Copy each line of the material below that includes the string "B处标注的是".

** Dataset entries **
--- begin ---

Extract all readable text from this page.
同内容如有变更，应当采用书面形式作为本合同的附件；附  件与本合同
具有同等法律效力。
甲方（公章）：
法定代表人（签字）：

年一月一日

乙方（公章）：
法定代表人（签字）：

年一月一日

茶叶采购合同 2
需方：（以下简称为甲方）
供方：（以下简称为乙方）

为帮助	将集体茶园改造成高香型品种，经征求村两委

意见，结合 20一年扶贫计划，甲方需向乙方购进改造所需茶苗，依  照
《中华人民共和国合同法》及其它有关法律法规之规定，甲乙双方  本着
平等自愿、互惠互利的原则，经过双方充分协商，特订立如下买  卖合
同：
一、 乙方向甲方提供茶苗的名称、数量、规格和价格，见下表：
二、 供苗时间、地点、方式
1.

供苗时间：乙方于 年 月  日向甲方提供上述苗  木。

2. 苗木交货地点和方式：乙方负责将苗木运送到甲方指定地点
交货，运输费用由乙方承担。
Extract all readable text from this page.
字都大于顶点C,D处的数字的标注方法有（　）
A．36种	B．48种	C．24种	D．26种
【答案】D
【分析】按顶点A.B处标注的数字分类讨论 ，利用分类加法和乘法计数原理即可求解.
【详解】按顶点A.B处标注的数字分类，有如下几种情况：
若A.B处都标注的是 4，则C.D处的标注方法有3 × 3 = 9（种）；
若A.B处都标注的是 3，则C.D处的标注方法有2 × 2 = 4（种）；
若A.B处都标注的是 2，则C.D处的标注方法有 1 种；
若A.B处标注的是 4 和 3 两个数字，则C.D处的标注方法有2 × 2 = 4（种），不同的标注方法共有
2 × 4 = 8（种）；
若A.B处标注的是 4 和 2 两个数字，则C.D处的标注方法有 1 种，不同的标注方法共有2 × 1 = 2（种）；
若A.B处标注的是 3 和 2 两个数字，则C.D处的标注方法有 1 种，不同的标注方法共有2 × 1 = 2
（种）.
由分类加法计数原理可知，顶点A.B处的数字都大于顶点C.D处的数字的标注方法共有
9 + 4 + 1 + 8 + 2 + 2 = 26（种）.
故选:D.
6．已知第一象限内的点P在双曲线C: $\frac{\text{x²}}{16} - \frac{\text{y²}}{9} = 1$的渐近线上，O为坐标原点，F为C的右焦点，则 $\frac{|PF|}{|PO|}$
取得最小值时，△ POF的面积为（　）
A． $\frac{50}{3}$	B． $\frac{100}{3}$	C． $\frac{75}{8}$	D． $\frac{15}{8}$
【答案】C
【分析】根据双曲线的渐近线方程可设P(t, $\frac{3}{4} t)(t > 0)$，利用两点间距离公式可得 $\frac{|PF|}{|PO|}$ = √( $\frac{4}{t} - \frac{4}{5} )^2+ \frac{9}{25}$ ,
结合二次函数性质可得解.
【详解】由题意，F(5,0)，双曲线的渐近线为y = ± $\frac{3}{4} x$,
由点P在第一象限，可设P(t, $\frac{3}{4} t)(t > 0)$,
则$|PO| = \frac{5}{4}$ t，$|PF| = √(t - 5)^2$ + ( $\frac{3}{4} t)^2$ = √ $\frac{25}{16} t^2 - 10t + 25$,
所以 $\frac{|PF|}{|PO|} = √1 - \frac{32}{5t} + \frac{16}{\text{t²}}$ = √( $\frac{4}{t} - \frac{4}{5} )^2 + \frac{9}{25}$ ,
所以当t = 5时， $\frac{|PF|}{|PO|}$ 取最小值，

--- end ---

** Task answer **
若A.B处标注的是 4 和 3 两个数字，则C.D处的标注方法有2 × 2 = 4（种），不同的标注方法共有
若A.B处标注的是 4 和 2 两个数字，则C.D处的标注方法有 1 种，不同的标注方法共有2 × 1 = 2（种）；
若A.B处标注的是 3 和 2 两个数字，则C.D处的标注方法有 1 种，不同的标注方法共有2 × 1 = 2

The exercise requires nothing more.